■ **Aim**: Reproduce the stretch from the start of the records through the line containing "heatmap-cell [304,291,318,301]", both ends included.

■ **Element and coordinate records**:

★ ★ ★ ★ ★ ★ ★

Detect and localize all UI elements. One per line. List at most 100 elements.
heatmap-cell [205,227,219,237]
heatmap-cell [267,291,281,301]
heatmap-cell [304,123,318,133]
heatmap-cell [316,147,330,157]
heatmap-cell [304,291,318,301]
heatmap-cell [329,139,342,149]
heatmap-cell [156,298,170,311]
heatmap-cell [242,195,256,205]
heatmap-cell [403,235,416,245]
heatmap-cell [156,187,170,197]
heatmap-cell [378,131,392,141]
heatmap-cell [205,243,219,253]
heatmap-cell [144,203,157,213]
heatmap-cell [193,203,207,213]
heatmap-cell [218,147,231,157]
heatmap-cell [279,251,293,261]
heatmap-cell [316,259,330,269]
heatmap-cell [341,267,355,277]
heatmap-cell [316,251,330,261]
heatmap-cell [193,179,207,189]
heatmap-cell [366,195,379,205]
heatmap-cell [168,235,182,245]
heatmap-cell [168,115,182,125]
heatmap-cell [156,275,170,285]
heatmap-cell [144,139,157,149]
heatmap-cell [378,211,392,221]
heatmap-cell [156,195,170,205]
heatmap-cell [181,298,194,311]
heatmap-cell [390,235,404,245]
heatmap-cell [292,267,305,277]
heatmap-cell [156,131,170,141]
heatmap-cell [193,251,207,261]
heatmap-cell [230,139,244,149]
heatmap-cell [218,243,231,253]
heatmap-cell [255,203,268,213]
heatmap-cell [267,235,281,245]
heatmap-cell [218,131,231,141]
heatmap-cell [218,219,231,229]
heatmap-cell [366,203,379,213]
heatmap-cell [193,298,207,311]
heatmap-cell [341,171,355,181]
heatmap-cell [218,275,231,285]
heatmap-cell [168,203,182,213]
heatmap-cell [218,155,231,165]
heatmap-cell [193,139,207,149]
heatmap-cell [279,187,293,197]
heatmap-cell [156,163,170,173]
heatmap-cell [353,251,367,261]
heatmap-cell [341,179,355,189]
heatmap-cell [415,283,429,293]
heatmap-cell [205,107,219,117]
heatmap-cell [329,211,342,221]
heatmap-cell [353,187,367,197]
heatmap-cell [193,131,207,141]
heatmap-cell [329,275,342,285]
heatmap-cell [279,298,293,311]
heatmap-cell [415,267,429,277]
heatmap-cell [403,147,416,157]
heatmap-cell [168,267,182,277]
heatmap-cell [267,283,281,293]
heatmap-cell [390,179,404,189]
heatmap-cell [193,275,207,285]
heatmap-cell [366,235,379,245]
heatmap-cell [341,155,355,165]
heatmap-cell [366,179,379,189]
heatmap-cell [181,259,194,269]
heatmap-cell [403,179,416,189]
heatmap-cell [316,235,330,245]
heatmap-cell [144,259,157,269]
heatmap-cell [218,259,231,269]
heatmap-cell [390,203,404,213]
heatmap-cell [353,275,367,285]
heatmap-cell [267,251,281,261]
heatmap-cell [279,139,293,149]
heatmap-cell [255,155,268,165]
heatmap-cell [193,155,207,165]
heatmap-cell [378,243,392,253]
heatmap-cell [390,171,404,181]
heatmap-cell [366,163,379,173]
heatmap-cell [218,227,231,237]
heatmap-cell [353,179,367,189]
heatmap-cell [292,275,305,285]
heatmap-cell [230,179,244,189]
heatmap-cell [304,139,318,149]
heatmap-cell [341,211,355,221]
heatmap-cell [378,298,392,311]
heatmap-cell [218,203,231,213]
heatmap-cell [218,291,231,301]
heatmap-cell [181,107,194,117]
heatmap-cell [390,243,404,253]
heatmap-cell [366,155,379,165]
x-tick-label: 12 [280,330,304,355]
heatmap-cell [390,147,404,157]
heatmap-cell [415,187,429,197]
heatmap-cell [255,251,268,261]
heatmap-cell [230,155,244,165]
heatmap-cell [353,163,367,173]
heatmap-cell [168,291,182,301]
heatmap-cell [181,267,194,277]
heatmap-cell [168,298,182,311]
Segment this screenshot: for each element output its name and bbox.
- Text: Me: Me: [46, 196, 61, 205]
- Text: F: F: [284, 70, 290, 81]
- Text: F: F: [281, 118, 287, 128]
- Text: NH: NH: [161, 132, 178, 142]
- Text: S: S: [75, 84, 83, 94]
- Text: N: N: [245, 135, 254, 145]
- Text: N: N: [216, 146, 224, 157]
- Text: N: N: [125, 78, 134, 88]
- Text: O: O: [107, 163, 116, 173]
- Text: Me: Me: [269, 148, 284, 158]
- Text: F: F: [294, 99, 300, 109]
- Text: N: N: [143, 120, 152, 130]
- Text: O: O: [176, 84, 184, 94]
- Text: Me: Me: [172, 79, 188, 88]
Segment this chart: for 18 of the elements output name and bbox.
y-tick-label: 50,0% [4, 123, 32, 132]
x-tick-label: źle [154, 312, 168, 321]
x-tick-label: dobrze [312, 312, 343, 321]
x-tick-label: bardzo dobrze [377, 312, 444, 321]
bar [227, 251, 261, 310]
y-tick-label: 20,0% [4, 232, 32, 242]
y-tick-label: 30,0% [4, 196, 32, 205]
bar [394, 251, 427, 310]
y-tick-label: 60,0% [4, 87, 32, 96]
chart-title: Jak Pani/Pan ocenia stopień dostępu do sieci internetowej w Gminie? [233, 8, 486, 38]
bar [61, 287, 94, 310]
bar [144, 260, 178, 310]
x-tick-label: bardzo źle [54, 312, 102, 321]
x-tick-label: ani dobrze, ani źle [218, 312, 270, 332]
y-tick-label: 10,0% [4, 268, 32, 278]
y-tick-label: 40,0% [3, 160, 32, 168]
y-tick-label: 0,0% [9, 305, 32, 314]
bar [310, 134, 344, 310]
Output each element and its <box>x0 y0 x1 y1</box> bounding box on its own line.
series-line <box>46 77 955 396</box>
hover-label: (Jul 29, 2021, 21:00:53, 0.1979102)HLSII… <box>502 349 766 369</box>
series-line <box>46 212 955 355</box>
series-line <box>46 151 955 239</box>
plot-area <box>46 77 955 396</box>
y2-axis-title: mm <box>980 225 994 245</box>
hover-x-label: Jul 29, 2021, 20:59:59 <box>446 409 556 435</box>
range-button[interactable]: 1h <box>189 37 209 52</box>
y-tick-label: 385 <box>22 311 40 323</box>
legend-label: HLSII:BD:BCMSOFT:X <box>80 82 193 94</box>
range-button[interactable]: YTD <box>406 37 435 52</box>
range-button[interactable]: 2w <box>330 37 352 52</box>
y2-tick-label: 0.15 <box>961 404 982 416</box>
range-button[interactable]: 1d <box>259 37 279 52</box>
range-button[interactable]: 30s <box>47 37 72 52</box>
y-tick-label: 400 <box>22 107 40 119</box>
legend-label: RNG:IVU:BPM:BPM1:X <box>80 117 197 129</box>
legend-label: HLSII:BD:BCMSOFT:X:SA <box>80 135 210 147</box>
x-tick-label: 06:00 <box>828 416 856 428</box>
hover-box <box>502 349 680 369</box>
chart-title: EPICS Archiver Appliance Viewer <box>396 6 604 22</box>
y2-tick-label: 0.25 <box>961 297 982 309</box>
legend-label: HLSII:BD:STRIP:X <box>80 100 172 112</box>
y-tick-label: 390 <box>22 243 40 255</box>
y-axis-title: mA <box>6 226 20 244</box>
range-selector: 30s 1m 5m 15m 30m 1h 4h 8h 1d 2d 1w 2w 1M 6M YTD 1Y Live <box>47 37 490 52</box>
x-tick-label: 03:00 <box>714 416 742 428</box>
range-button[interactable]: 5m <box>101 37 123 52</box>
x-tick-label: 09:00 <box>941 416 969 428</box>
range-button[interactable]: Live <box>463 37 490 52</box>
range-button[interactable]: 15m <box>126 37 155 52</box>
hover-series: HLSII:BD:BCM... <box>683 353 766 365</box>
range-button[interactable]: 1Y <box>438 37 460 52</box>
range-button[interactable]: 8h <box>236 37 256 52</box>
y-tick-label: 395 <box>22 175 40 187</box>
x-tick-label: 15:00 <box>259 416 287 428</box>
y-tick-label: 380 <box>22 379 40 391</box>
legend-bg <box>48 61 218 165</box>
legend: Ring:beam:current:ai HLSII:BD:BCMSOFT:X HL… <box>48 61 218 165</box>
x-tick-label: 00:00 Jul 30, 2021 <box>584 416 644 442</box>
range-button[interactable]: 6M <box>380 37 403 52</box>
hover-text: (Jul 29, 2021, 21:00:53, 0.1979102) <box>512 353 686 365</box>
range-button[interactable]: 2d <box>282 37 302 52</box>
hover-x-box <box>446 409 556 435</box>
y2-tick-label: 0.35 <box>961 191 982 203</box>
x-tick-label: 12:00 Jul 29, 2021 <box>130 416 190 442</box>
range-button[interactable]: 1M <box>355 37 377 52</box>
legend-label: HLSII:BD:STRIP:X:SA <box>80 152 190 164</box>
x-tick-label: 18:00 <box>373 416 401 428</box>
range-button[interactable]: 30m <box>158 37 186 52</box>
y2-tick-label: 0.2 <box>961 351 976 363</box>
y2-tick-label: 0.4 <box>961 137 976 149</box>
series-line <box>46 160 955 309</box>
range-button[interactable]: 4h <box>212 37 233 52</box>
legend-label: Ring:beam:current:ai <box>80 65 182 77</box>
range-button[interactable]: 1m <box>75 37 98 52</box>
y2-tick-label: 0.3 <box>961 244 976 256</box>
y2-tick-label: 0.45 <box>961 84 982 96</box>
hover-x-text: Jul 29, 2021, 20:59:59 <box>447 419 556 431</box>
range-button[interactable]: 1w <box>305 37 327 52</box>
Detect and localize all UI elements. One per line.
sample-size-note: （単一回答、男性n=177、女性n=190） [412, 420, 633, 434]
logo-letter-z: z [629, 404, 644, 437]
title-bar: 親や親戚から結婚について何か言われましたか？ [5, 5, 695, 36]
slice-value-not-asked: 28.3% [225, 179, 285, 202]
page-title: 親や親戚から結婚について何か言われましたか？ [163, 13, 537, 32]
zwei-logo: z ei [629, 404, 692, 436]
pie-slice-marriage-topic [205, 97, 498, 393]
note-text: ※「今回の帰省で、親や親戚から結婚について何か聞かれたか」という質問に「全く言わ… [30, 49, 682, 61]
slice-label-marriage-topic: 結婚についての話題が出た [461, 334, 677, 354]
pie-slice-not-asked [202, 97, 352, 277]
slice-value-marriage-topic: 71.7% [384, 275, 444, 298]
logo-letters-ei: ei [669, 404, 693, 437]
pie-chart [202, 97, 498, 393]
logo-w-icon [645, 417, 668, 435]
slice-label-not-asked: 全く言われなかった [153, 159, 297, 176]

★ ★ ★ ★ ★ ★ ★

■ **Finished exercise**:
Detect and localize all UI elements. One per line. List at most 100 elements.
heatmap-cell [205,227,219,237]
heatmap-cell [267,291,281,301]
heatmap-cell [304,123,318,133]
heatmap-cell [316,147,330,157]
heatmap-cell [304,291,318,301]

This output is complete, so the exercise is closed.